* _What the task requires_: Read through the entries below and return each line with the word "this".

:: Raw data ::

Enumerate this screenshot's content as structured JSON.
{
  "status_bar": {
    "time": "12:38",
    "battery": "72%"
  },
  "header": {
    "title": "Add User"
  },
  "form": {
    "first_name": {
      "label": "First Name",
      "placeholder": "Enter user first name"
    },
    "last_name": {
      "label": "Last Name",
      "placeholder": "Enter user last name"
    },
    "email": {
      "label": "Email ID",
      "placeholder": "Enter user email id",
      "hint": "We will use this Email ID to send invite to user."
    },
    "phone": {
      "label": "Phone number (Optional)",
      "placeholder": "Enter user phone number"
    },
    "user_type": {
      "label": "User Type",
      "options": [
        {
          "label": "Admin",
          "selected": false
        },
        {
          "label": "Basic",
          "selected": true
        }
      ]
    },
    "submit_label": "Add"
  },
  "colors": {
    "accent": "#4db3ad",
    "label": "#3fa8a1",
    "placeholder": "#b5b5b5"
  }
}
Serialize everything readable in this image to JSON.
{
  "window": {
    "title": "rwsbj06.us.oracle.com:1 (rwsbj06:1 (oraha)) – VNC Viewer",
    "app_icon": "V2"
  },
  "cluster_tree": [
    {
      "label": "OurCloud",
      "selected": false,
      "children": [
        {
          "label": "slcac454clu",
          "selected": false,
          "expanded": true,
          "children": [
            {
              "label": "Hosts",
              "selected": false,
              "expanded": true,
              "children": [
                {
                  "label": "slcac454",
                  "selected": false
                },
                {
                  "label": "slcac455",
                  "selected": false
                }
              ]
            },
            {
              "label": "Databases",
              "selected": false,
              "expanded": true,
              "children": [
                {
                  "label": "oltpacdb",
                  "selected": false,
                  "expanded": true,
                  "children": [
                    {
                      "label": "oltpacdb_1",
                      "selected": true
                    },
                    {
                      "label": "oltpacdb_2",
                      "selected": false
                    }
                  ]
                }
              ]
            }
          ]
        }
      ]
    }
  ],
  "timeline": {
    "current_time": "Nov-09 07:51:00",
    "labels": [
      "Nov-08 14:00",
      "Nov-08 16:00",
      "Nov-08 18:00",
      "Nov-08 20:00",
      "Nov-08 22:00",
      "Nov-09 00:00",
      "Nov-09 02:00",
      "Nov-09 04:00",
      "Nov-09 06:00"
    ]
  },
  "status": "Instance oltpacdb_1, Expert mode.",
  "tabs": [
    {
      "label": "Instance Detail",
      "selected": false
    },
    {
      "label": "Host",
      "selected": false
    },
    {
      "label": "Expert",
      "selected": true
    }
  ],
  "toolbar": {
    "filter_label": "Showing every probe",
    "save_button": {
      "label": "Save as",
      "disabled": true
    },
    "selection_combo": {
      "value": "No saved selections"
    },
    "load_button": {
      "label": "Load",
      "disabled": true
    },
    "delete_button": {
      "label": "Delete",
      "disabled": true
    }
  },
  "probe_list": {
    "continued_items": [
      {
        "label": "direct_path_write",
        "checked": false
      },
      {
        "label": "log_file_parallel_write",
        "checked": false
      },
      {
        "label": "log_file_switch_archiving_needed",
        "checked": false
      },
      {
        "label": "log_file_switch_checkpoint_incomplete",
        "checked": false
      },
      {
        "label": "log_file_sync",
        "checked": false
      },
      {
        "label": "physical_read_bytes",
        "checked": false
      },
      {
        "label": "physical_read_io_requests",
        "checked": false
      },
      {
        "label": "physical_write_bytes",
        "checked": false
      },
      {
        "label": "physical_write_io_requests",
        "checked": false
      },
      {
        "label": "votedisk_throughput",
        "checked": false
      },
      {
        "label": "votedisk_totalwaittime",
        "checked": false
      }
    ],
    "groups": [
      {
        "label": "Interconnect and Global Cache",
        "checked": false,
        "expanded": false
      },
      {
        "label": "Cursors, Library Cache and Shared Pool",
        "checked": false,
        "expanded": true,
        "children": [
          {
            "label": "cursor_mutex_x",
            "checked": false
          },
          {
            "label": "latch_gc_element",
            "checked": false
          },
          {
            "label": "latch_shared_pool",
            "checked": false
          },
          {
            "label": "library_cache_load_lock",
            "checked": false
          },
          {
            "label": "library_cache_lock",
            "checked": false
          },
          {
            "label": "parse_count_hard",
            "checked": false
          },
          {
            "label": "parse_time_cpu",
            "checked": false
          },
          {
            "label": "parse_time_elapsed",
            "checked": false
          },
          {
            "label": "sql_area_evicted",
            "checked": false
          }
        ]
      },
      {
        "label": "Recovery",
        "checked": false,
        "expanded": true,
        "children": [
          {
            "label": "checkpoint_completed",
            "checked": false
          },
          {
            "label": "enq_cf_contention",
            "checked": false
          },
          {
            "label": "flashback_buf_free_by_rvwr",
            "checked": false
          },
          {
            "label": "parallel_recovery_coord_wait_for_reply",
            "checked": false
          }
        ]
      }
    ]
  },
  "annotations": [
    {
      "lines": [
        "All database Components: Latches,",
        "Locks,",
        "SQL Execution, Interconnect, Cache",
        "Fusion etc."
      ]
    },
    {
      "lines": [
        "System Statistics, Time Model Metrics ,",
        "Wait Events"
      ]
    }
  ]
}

:::

* _Task response_:
Enumerate this screenshot's content as structured JSON.
      "hint": "We will use this Email ID to send invite to user."
Serialize everything readable in this image to JSON.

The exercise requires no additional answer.